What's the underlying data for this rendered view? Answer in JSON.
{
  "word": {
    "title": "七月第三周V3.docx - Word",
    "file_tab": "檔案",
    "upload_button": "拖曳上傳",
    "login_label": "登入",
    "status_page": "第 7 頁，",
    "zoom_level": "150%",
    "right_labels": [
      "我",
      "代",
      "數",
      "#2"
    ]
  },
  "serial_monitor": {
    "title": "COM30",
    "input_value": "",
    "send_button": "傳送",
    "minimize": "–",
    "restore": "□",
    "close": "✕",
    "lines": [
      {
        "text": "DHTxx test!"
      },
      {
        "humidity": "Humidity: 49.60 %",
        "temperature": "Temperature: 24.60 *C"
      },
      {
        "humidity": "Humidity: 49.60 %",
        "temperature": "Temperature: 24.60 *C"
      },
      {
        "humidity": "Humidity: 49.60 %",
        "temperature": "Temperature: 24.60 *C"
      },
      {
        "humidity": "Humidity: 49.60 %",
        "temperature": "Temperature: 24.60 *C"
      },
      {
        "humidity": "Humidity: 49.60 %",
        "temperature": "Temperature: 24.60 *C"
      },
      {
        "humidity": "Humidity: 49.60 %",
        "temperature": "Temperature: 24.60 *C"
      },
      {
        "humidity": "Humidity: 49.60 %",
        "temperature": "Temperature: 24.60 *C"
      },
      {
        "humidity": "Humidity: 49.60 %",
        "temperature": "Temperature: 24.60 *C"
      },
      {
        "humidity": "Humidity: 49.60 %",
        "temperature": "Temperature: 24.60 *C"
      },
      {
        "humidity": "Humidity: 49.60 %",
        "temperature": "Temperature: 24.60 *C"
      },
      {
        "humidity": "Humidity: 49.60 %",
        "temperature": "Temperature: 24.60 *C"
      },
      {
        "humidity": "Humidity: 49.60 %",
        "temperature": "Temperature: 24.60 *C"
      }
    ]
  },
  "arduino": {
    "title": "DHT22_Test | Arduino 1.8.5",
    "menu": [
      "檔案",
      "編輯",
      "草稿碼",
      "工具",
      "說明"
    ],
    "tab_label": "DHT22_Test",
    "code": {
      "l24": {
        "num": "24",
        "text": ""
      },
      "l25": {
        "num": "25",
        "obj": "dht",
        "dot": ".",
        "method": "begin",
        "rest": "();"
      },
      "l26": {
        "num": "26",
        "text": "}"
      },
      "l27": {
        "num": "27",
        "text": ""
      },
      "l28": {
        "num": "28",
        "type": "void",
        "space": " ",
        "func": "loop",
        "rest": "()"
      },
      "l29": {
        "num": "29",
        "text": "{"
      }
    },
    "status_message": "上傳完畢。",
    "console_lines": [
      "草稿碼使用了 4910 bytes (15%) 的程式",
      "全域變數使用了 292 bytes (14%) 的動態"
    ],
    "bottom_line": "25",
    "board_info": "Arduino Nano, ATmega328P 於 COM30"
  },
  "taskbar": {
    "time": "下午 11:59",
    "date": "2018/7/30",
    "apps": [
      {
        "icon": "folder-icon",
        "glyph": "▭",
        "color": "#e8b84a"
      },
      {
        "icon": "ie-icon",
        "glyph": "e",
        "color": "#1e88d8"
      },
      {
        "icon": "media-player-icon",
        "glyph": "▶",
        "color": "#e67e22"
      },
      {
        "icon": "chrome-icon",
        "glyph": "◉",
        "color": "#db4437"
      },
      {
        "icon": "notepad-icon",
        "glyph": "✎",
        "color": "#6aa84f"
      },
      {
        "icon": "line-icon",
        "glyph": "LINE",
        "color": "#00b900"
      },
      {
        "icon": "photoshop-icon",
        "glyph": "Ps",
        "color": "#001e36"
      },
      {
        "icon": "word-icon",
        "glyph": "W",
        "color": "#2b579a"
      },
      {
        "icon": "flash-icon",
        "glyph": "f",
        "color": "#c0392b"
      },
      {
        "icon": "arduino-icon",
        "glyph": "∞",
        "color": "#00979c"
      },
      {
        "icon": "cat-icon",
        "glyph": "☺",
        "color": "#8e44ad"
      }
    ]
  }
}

┄┄┄┄┄┄┄┄┄┄

• Written problem
Check each line in the records for the word "title" and say how many have it, with nothing else.

• Solution below
3